-- What to produce --
In the copy, keep every record exact and leave out all images.

-- Stored records --
----
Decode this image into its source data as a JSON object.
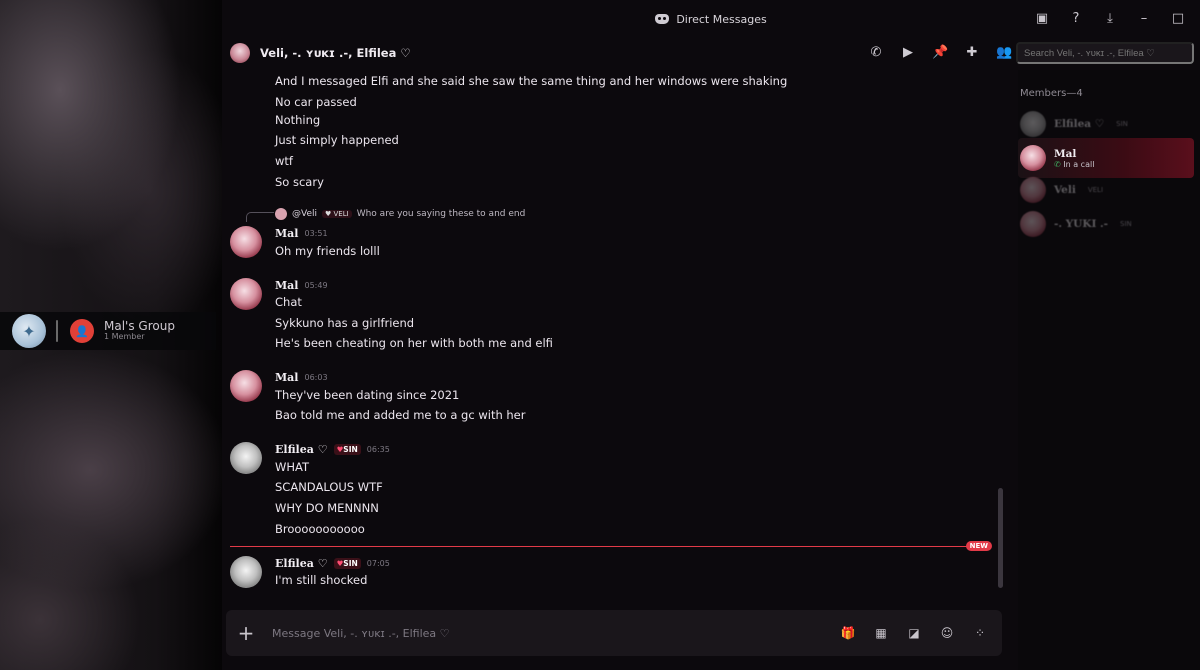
{
  "left_panel": {
    "group_name": "Mal's Group",
    "group_sub": "1 Member"
  },
  "titlebar": {
    "title": "Direct Messages"
  },
  "channel": {
    "name": "Veli, -. ʏᴜᴋɪ .-, Elfilea ♡"
  },
  "search": {
    "placeholder": "Search Veli, -. ʏᴜᴋɪ .-, Elfilea ♡"
  },
  "messages": {
    "block1": [
      "And I messaged Elfi and she said she saw the same thing and her windows were shaking",
      "No car passed",
      "Nothing",
      "Just simply happened",
      "wtf",
      "So scary"
    ],
    "reply": {
      "mention": "@Veli",
      "badge": "VELI",
      "text": "Who are you saying these to and end"
    },
    "mal1": {
      "author": "Mal",
      "time": "03:51",
      "lines": [
        "Oh my friends lolll"
      ]
    },
    "mal2": {
      "author": "Mal",
      "time": "05:49",
      "lines": [
        "Chat",
        "Sykkuno has a girlfriend",
        "He's been cheating on her with both me and elfi"
      ]
    },
    "mal3": {
      "author": "Mal",
      "time": "06:03",
      "lines": [
        "They've been dating since 2021",
        "Bao told me and added me to a gc with her"
      ]
    },
    "elf1": {
      "author": "Elfilea ♡",
      "badge": "SIN",
      "time": "06:35",
      "lines": [
        "WHAT",
        "SCANDALOUS WTF",
        "WHY DO MENNNN",
        "Brooooooooooo"
      ]
    },
    "new_label": "NEW",
    "elf2": {
      "author": "Elfilea ♡",
      "badge": "SIN",
      "time": "07:05",
      "lines": [
        "I'm still shocked"
      ]
    }
  },
  "composer": {
    "placeholder": "Message Veli, -. ʏᴜᴋɪ .-, Elfilea ♡"
  },
  "members": {
    "header": "Members—4",
    "list": [
      {
        "name": "Elfilea ♡",
        "tag": "SIN",
        "status": ""
      },
      {
        "name": "Mal",
        "tag": "",
        "status": "In a call"
      },
      {
        "name": "Veli",
        "tag": "VELI",
        "status": ""
      },
      {
        "name": "-. YUKI .-",
        "tag": "SIN",
        "status": ""
      }
    ]
  }
}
----
-- Completed task --
Decode this image into its source data as a JSON object.
{
  "left_panel": {
    "group_name": "Mal's Group",
    "group_sub": "1 Member"
  },
  "titlebar": {
    "title": "Direct Messages"
  },
  "channel": {
    "name": "Veli, -. ʏᴜᴋɪ .-, Elfilea ♡"
  },
  "search": {
    "placeholder": "Search Veli, -. ʏᴜᴋɪ .-, Elfilea ♡"
  },
  "messages": {
    "block1": [
      "And I messaged Elfi and she said she saw the same thing and her windows were shaking",
      "No car passed",
      "Nothing",
      "Just simply happened",
      "wtf",
      "So scary"
    ],
    "reply": {
      "mention": "@Veli",
      "badge": "VELI",
      "text": "Who are you saying these to and end"
    },
    "mal1": {
      "author": "Mal",
      "time": "03:51",
      "lines": [
        "Oh my friends lolll"
      ]
    },
    "mal2": {
      "author": "Mal",
      "time": "05:49",
      "lines": [
        "Chat",
        "Sykkuno has a girlfriend",
        "He's been cheating on her with both me and elfi"
      ]
    },
    "mal3": {
      "author": "Mal",
      "time": "06:03",
      "lines": [
        "They've been dating since 2021",
        "Bao told me and added me to a gc with her"
      ]
    },
    "elf1": {
      "author": "Elfilea ♡",
      "badge": "SIN",
      "time": "06:35",
      "lines": [
        "WHAT",
        "SCANDALOUS WTF",
        "WHY DO MENNNN",
        "Brooooooooooo"
      ]
    },
    "new_label": "NEW",
    "elf2": {
      "author": "Elfilea ♡",
      "badge": "SIN",
      "time": "07:05",
      "lines": [
        "I'm still shocked"
      ]
    }
  },
  "composer": {
    "placeholder": "Message Veli, -. ʏᴜᴋɪ .-, Elfilea ♡"
  },
  "members": {
    "header": "Members—4",
    "list": [
      {
        "name": "Elfilea ♡",
        "tag": "SIN",
        "status": ""
      },
      {
        "name": "Mal",
        "tag": "",
        "status": "In a call"
      },
      {
        "name": "Veli",
        "tag": "VELI",
        "status": ""
      },
      {
        "name": "-. YUKI .-",
        "tag": "SIN",
        "status": ""
      }
    ]
  }
}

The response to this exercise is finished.